PROBLEM REQUIREMENTS: Write the records below out in full, character for character, with no pictures.
──────────
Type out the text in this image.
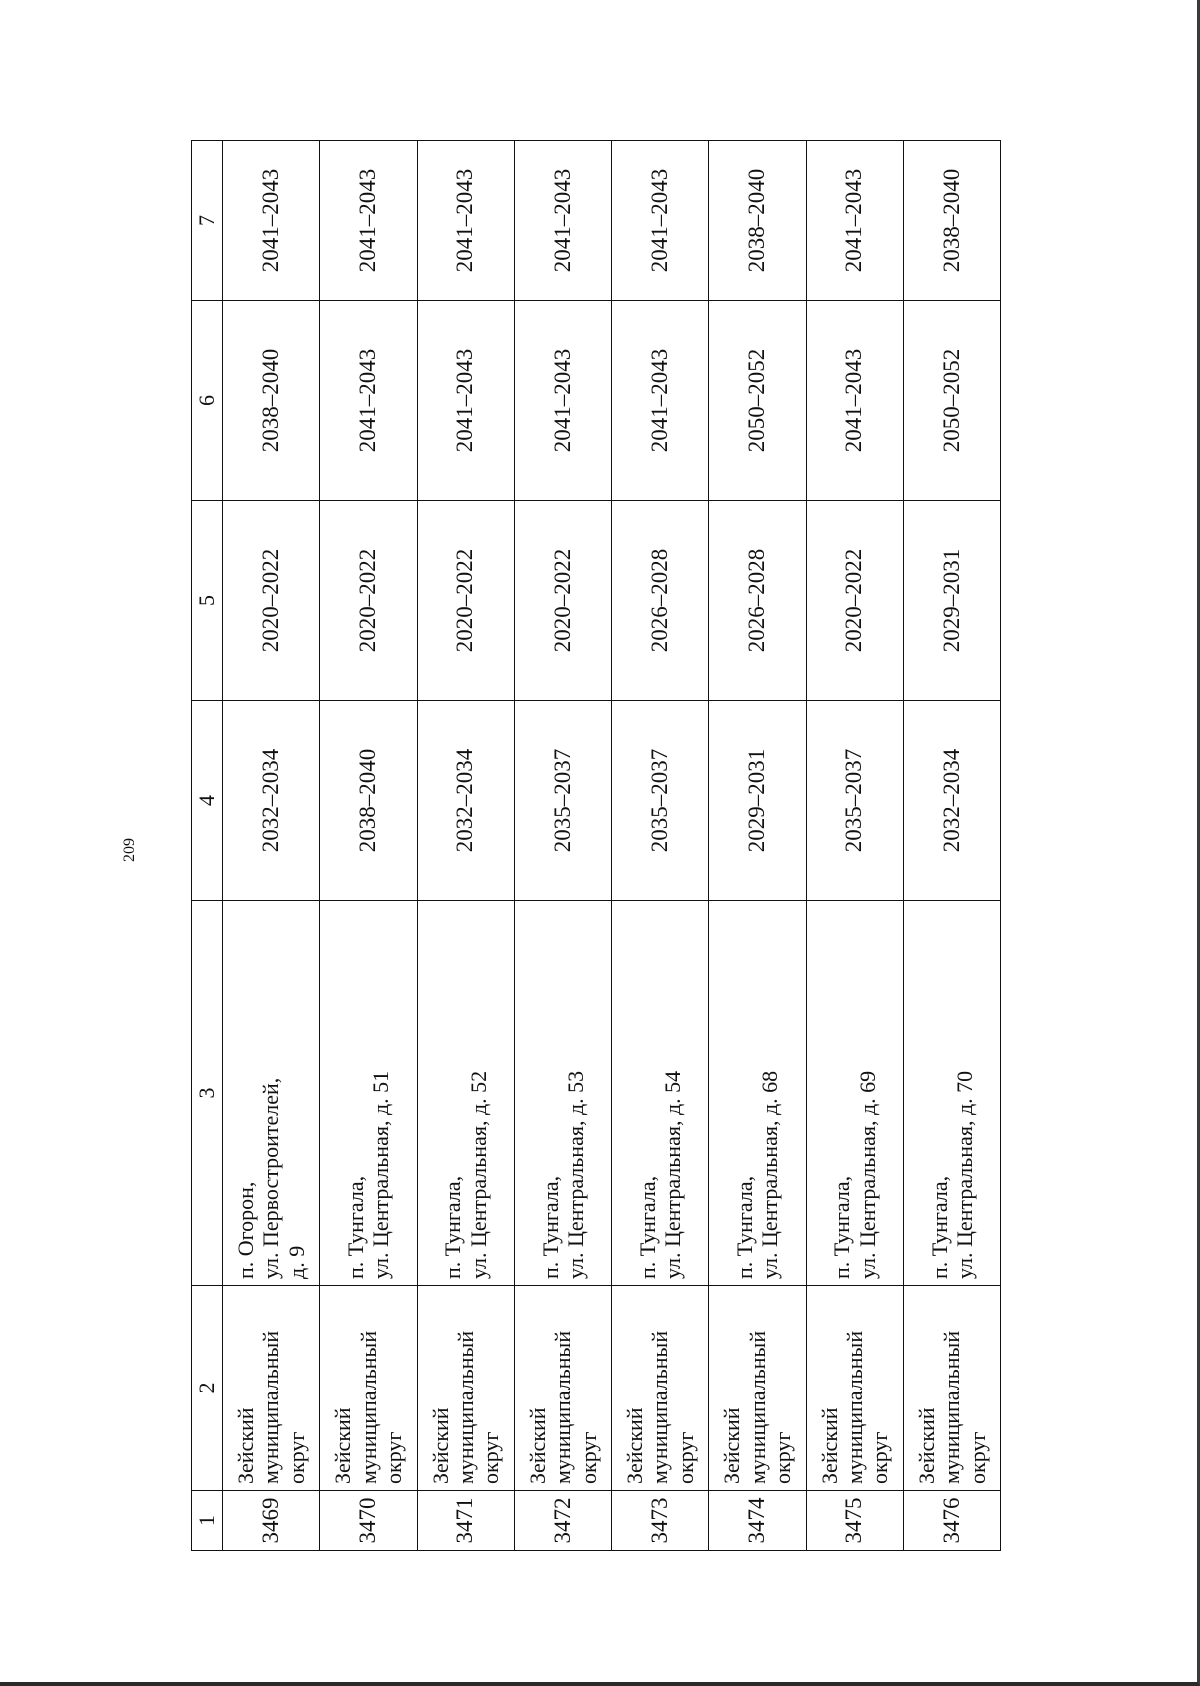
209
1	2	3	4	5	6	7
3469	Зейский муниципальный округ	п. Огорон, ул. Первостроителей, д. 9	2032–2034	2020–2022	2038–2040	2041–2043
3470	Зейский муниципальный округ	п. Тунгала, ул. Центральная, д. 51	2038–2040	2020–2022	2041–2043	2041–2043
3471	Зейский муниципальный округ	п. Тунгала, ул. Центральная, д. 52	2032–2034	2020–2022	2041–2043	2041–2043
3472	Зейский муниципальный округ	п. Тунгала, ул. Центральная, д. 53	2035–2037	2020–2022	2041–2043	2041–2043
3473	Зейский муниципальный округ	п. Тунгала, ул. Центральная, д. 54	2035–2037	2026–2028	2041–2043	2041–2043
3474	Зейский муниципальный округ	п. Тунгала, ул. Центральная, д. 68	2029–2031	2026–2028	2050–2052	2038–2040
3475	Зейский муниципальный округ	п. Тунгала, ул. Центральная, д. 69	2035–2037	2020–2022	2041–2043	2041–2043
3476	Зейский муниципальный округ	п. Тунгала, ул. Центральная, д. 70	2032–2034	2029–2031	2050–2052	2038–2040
──────────
PROBLEM SOLUTION:
Type out the text in this image.
209
1	2	3	4	5	6	7
3469	Зейский муниципальный округ	п. Огорон, ул. Первостроителей, д. 9	2032–2034	2020–2022	2038–2040	2041–2043
3470	Зейский муниципальный округ	п. Тунгала, ул. Центральная, д. 51	2038–2040	2020–2022	2041–2043	2041–2043
3471	Зейский муниципальный округ	п. Тунгала, ул. Центральная, д. 52	2032–2034	2020–2022	2041–2043	2041–2043
3472	Зейский муниципальный округ	п. Тунгала, ул. Центральная, д. 53	2035–2037	2020–2022	2041–2043	2041–2043
3473	Зейский муниципальный округ	п. Тунгала, ул. Центральная, д. 54	2035–2037	2026–2028	2041–2043	2041–2043
3474	Зейский муниципальный округ	п. Тунгала, ул. Центральная, д. 68	2029–2031	2026–2028	2050–2052	2038–2040
3475	Зейский муниципальный округ	п. Тунгала, ул. Центральная, д. 69	2035–2037	2020–2022	2041–2043	2041–2043
3476	Зейский муниципальный округ	п. Тунгала, ул. Центральная, д. 70	2032–2034	2029–2031	2050–2052	2038–2040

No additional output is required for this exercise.